**RECORDS**
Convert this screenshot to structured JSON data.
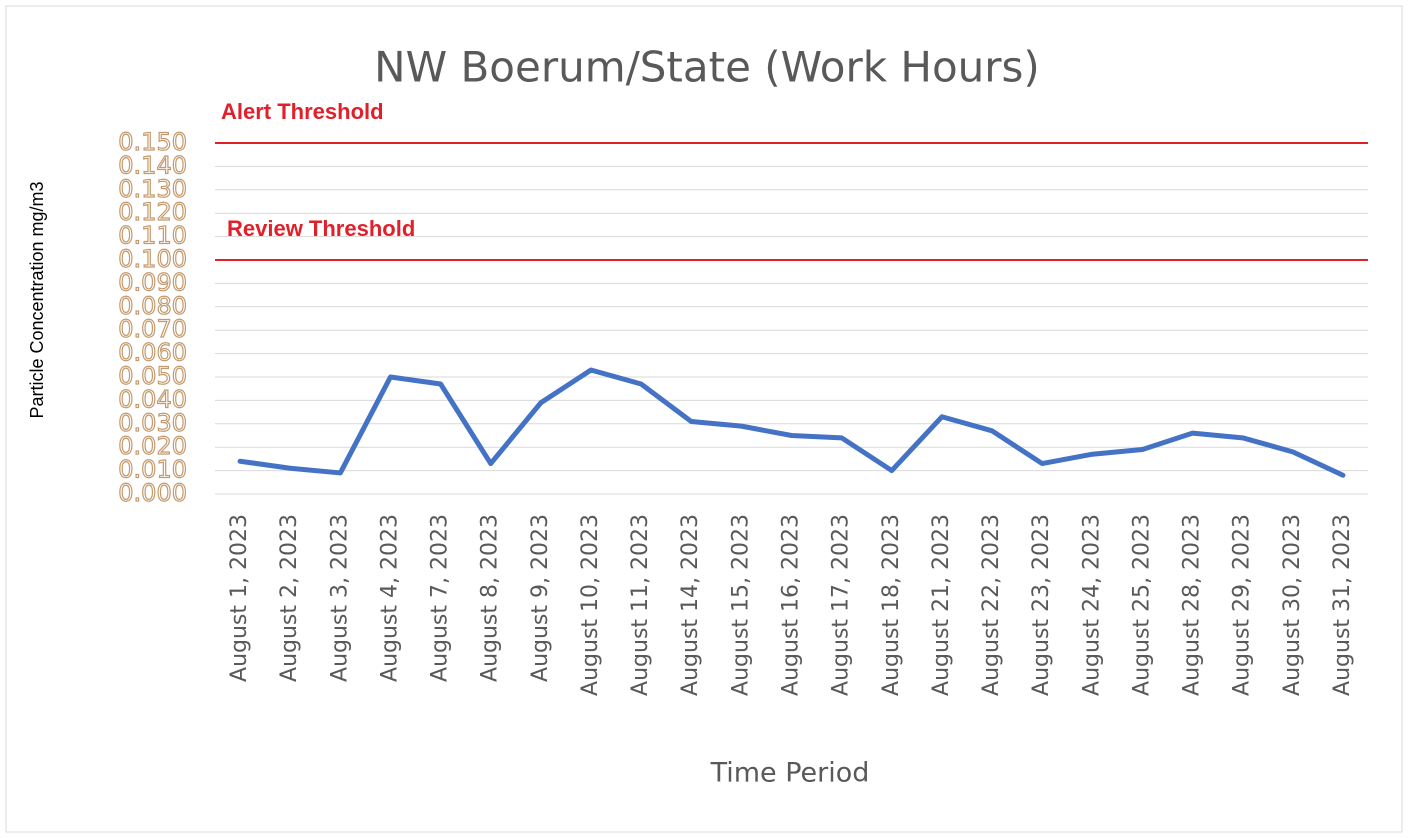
{
  "chart_data": {
    "type": "line",
    "title": "NW Boerum/State (Work Hours)",
    "x_label": "Time Period",
    "y_label": "Particle Concentration mg/m3",
    "categories": [
      "August 1, 2023",
      "August 2, 2023",
      "August 3, 2023",
      "August 4, 2023",
      "August 7, 2023",
      "August 8, 2023",
      "August 9, 2023",
      "August 10, 2023",
      "August 11, 2023",
      "August 14, 2023",
      "August 15, 2023",
      "August 16, 2023",
      "August 17, 2023",
      "August 18, 2023",
      "August 21, 2023",
      "August 22, 2023",
      "August 23, 2023",
      "August 24, 2023",
      "August 25, 2023",
      "August 28, 2023",
      "August 29, 2023",
      "August 30, 2023",
      "August 31, 2023"
    ],
    "series": [
      {
        "name": "Particle Concentration",
        "color": "#4472c4",
        "values": [
          0.014,
          0.011,
          0.009,
          0.05,
          0.047,
          0.013,
          0.039,
          0.053,
          0.047,
          0.031,
          0.029,
          0.025,
          0.024,
          0.01,
          0.033,
          0.027,
          0.013,
          0.017,
          0.019,
          0.026,
          0.024,
          0.018,
          0.008
        ]
      }
    ],
    "thresholds": [
      {
        "label": "Alert Threshold",
        "value": 0.15,
        "color": "#e0202a"
      },
      {
        "label": "Review Threshold",
        "value": 0.1,
        "color": "#e0202a"
      }
    ],
    "ylim": [
      0,
      0.15
    ],
    "yticks": [
      {
        "value": 0,
        "label": "0.000"
      },
      {
        "value": 0.01,
        "label": "0.010"
      },
      {
        "value": 0.02,
        "label": "0.020"
      },
      {
        "value": 0.03,
        "label": "0.030"
      },
      {
        "value": 0.04,
        "label": "0.040"
      },
      {
        "value": 0.05,
        "label": "0.050"
      },
      {
        "value": 0.06,
        "label": "0.060"
      },
      {
        "value": 0.07,
        "label": "0.070"
      },
      {
        "value": 0.08,
        "label": "0.080"
      },
      {
        "value": 0.09,
        "label": "0.090"
      },
      {
        "value": 0.1,
        "label": "0.100"
      },
      {
        "value": 0.11,
        "label": "0.110"
      },
      {
        "value": 0.12,
        "label": "0.120"
      },
      {
        "value": 0.13,
        "label": "0.130"
      },
      {
        "value": 0.14,
        "label": "0.140"
      },
      {
        "value": 0.15,
        "label": "0.150"
      }
    ],
    "grid": true
  }
}
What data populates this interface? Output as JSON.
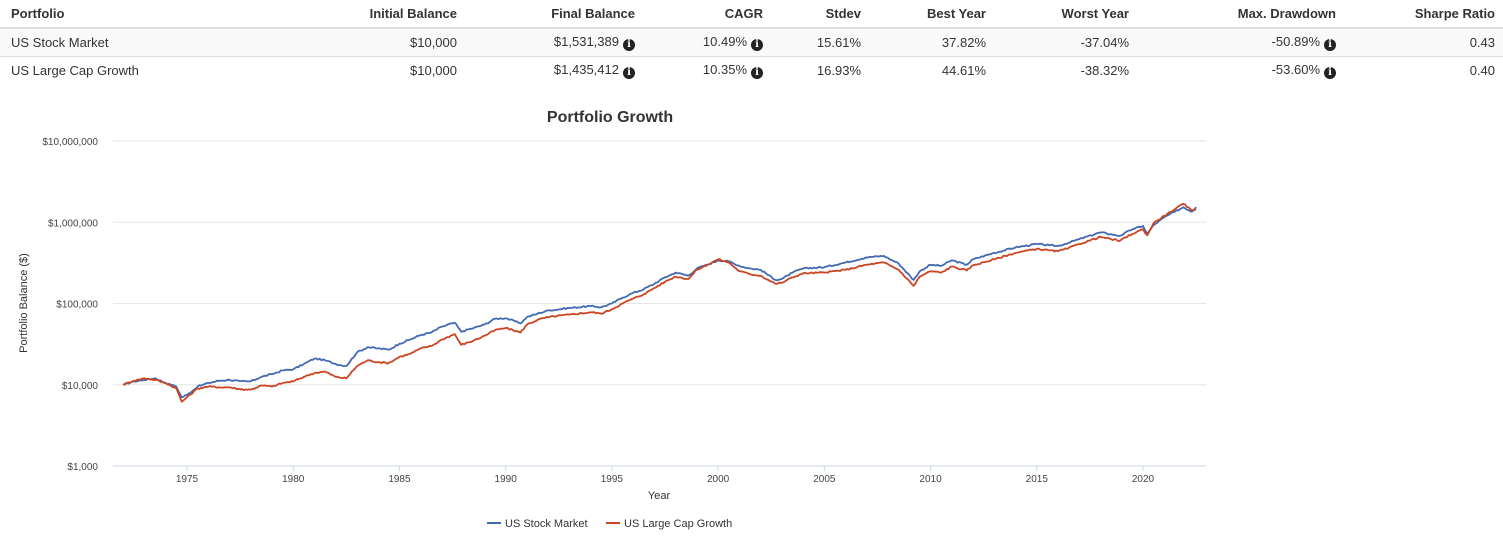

**THE TASK**
Collect the lines that hold "this".

**RIGHT ANSWER**
Convert this screenshot to structured JSON data.
What data populates this interface? Output as JSON.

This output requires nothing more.